What this task involves
Could you give the data below again, exactly and completely?

The data
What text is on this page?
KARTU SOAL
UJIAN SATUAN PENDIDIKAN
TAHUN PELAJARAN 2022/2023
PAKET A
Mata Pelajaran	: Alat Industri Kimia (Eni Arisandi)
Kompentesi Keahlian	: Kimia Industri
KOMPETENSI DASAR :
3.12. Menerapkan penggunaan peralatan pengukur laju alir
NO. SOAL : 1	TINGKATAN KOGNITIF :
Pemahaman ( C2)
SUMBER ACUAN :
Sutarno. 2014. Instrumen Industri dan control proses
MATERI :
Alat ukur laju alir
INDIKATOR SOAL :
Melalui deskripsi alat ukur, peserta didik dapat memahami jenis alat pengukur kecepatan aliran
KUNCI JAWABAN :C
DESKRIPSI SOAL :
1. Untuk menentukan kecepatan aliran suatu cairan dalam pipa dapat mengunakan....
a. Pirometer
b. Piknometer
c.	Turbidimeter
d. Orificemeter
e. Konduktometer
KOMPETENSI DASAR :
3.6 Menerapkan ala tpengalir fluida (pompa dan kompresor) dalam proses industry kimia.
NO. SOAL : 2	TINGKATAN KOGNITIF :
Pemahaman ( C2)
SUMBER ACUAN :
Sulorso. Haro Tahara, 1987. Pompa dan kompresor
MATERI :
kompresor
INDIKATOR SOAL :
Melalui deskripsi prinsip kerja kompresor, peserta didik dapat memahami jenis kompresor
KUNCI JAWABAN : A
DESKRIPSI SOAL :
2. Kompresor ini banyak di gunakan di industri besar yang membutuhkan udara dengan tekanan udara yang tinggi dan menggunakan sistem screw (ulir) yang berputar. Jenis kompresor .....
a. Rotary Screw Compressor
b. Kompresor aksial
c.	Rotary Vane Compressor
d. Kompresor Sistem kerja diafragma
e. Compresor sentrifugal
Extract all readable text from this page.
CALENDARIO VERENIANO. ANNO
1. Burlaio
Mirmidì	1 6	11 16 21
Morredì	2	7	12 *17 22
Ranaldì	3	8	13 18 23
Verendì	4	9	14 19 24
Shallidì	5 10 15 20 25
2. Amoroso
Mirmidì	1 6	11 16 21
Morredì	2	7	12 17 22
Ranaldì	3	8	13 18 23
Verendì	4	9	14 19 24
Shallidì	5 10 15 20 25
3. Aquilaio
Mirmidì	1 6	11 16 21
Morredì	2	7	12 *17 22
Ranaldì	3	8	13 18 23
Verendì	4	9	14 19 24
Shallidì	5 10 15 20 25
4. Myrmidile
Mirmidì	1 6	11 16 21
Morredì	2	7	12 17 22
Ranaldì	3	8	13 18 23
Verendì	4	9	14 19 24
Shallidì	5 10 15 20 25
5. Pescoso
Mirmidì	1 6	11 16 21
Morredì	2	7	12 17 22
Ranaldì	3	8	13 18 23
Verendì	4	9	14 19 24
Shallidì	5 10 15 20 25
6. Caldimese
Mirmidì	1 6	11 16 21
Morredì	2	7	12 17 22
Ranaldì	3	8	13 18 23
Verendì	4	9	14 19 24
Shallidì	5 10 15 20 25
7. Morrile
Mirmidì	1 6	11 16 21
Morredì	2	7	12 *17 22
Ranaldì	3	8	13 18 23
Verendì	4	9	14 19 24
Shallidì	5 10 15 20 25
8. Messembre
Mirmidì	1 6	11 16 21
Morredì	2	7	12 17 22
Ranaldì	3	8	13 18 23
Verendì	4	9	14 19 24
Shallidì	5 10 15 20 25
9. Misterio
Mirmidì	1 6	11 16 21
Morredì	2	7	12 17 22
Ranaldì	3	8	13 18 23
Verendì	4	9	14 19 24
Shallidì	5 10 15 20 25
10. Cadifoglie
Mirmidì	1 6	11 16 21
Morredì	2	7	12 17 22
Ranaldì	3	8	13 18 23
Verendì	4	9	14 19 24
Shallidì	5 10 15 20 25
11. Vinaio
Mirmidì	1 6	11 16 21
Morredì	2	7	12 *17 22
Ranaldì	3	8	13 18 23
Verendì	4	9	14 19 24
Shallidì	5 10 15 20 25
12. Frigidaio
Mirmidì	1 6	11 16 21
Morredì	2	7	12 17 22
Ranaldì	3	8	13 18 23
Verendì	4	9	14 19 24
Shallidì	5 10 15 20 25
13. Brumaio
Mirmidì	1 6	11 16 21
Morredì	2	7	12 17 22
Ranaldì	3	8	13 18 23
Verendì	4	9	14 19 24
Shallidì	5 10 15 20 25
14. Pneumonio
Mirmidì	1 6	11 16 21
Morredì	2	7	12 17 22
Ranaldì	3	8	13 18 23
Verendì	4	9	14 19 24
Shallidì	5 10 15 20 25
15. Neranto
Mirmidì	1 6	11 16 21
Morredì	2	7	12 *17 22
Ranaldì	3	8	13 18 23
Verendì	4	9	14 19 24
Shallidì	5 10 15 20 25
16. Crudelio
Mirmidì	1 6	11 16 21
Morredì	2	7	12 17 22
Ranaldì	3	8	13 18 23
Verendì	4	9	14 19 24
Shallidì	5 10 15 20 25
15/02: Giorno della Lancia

Solution for this problem
What text is on this page?
KARTU SOAL
UJIAN SATUAN PENDIDIKAN
TAHUN PELAJARAN 2022/2023
PAKET A
Mata Pelajaran	: Alat Industri Kimia (Eni Arisandi)
Kompentesi Keahlian	: Kimia Industri
KOMPETENSI DASAR :
3.12. Menerapkan penggunaan peralatan pengukur laju alir
NO. SOAL : 1	TINGKATAN KOGNITIF :
Pemahaman ( C2)
SUMBER ACUAN :
Sutarno. 2014. Instrumen Industri dan control proses
MATERI :
Alat ukur laju alir
INDIKATOR SOAL :
Melalui deskripsi alat ukur, peserta didik dapat memahami jenis alat pengukur kecepatan aliran
KUNCI JAWABAN :C
DESKRIPSI SOAL :
1. Untuk menentukan kecepatan aliran suatu cairan dalam pipa dapat mengunakan....
a. Pirometer
b. Piknometer
c.	Turbidimeter
d. Orificemeter
e. Konduktometer
KOMPETENSI DASAR :
3.6 Menerapkan ala tpengalir fluida (pompa dan kompresor) dalam proses industry kimia.
NO. SOAL : 2	TINGKATAN KOGNITIF :
Pemahaman ( C2)
SUMBER ACUAN :
Sulorso. Haro Tahara, 1987. Pompa dan kompresor
MATERI :
kompresor
INDIKATOR SOAL :
Melalui deskripsi prinsip kerja kompresor, peserta didik dapat memahami jenis kompresor
KUNCI JAWABAN : A
DESKRIPSI SOAL :
2. Kompresor ini banyak di gunakan di industri besar yang membutuhkan udara dengan tekanan udara yang tinggi dan menggunakan sistem screw (ulir) yang berputar. Jenis kompresor .....
a. Rotary Screw Compressor
b. Kompresor aksial
c.	Rotary Vane Compressor
d. Kompresor Sistem kerja diafragma
e. Compresor sentrifugal
Extract all readable text from this page.
CALENDARIO VERENIANO. ANNO
1. Burlaio
Mirmidì	1 6	11 16 21
Morredì	2	7	12 *17 22
Ranaldì	3	8	13 18 23
Verendì	4	9	14 19 24
Shallidì	5 10 15 20 25
2. Amoroso
Mirmidì	1 6	11 16 21
Morredì	2	7	12 17 22
Ranaldì	3	8	13 18 23
Verendì	4	9	14 19 24
Shallidì	5 10 15 20 25
3. Aquilaio
Mirmidì	1 6	11 16 21
Morredì	2	7	12 *17 22
Ranaldì	3	8	13 18 23
Verendì	4	9	14 19 24
Shallidì	5 10 15 20 25
4. Myrmidile
Mirmidì	1 6	11 16 21
Morredì	2	7	12 17 22
Ranaldì	3	8	13 18 23
Verendì	4	9	14 19 24
Shallidì	5 10 15 20 25
5. Pescoso
Mirmidì	1 6	11 16 21
Morredì	2	7	12 17 22
Ranaldì	3	8	13 18 23
Verendì	4	9	14 19 24
Shallidì	5 10 15 20 25
6. Caldimese
Mirmidì	1 6	11 16 21
Morredì	2	7	12 17 22
Ranaldì	3	8	13 18 23
Verendì	4	9	14 19 24
Shallidì	5 10 15 20 25
7. Morrile
Mirmidì	1 6	11 16 21
Morredì	2	7	12 *17 22
Ranaldì	3	8	13 18 23
Verendì	4	9	14 19 24
Shallidì	5 10 15 20 25
8. Messembre
Mirmidì	1 6	11 16 21
Morredì	2	7	12 17 22
Ranaldì	3	8	13 18 23
Verendì	4	9	14 19 24
Shallidì	5 10 15 20 25
9. Misterio
Mirmidì	1 6	11 16 21
Morredì	2	7	12 17 22
Ranaldì	3	8	13 18 23
Verendì	4	9	14 19 24
Shallidì	5 10 15 20 25
10. Cadifoglie
Mirmidì	1 6	11 16 21
Morredì	2	7	12 17 22
Ranaldì	3	8	13 18 23
Verendì	4	9	14 19 24
Shallidì	5 10 15 20 25
11. Vinaio
Mirmidì	1 6	11 16 21
Morredì	2	7	12 *17 22
Ranaldì	3	8	13 18 23
Verendì	4	9	14 19 24
Shallidì	5 10 15 20 25
12. Frigidaio
Mirmidì	1 6	11 16 21
Morredì	2	7	12 17 22
Ranaldì	3	8	13 18 23
Verendì	4	9	14 19 24
Shallidì	5 10 15 20 25
13. Brumaio
Mirmidì	1 6	11 16 21
Morredì	2	7	12 17 22
Ranaldì	3	8	13 18 23
Verendì	4	9	14 19 24
Shallidì	5 10 15 20 25
14. Pneumonio
Mirmidì	1 6	11 16 21
Morredì	2	7	12 17 22
Ranaldì	3	8	13 18 23
Verendì	4	9	14 19 24
Shallidì	5 10 15 20 25
15. Neranto
Mirmidì	1 6	11 16 21
Morredì	2	7	12 *17 22
Ranaldì	3	8	13 18 23
Verendì	4	9	14 19 24
Shallidì	5 10 15 20 25
16. Crudelio
Mirmidì	1 6	11 16 21
Morredì	2	7	12 17 22
Ranaldì	3	8	13 18 23
Verendì	4	9	14 19 24
Shallidì	5 10 15 20 25
15/02: Giorno della Lancia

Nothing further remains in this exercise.